▸ Problem:
Reproduce the following material exactly, including every line.

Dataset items

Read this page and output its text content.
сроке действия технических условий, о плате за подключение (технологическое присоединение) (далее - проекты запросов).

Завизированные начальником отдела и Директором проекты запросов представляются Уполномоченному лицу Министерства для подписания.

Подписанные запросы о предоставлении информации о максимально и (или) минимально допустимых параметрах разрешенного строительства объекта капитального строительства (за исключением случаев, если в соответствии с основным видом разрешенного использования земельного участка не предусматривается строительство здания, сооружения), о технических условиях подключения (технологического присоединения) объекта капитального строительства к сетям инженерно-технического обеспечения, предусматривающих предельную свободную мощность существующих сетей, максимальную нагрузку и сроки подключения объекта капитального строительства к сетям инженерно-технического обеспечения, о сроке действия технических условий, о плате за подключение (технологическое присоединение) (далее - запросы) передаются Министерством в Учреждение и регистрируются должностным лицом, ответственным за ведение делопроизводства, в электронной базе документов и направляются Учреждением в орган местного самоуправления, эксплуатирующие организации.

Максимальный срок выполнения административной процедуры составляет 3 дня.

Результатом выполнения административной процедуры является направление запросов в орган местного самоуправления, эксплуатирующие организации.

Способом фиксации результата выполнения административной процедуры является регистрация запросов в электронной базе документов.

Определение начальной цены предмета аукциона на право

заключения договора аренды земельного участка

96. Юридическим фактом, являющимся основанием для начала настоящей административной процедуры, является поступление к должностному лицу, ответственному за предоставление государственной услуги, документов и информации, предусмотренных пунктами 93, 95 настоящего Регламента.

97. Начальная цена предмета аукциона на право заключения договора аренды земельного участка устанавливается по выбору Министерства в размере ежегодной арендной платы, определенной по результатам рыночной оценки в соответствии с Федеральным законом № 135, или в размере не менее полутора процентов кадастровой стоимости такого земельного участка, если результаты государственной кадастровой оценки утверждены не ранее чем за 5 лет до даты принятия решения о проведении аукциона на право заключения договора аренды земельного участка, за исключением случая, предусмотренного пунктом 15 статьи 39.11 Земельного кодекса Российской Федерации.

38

▸ Written solution:
Read this page and output its text content.
сроке действия технических условий, о плате за подключение (технологическое присоединение) (далее - проекты запросов).

Завизированные начальником отдела и Директором проекты запросов представляются Уполномоченному лицу Министерства для подписания.

Подписанные запросы о предоставлении информации о максимально и (или) минимально допустимых параметрах разрешенного строительства объекта капитального строительства (за исключением случаев, если в соответствии с основным видом разрешенного использования земельного участка не предусматривается строительство здания, сооружения), о технических условиях подключения (технологического присоединения) объекта капитального строительства к сетям инженерно-технического обеспечения, предусматривающих предельную свободную мощность существующих сетей, максимальную нагрузку и сроки подключения объекта капитального строительства к сетям инженерно-технического обеспечения, о сроке действия технических условий, о плате за подключение (технологическое присоединение) (далее - запросы) передаются Министерством в Учреждение и регистрируются должностным лицом, ответственным за ведение делопроизводства, в электронной базе документов и направляются Учреждением в орган местного самоуправления, эксплуатирующие организации.

Максимальный срок выполнения административной процедуры составляет 3 дня.

Результатом выполнения административной процедуры является направление запросов в орган местного самоуправления, эксплуатирующие организации.

Способом фиксации результата выполнения административной процедуры является регистрация запросов в электронной базе документов.

Определение начальной цены предмета аукциона на право

заключения договора аренды земельного участка

96. Юридическим фактом, являющимся основанием для начала настоящей административной процедуры, является поступление к должностному лицу, ответственному за предоставление государственной услуги, документов и информации, предусмотренных пунктами 93, 95 настоящего Регламента.

97. Начальная цена предмета аукциона на право заключения договора аренды земельного участка устанавливается по выбору Министерства в размере ежегодной арендной платы, определенной по результатам рыночной оценки в соответствии с Федеральным законом № 135, или в размере не менее полутора процентов кадастровой стоимости такого земельного участка, если результаты государственной кадастровой оценки утверждены не ранее чем за 5 лет до даты принятия решения о проведении аукциона на право заключения договора аренды земельного участка, за исключением случая, предусмотренного пунктом 15 статьи 39.11 Земельного кодекса Российской Федерации.

38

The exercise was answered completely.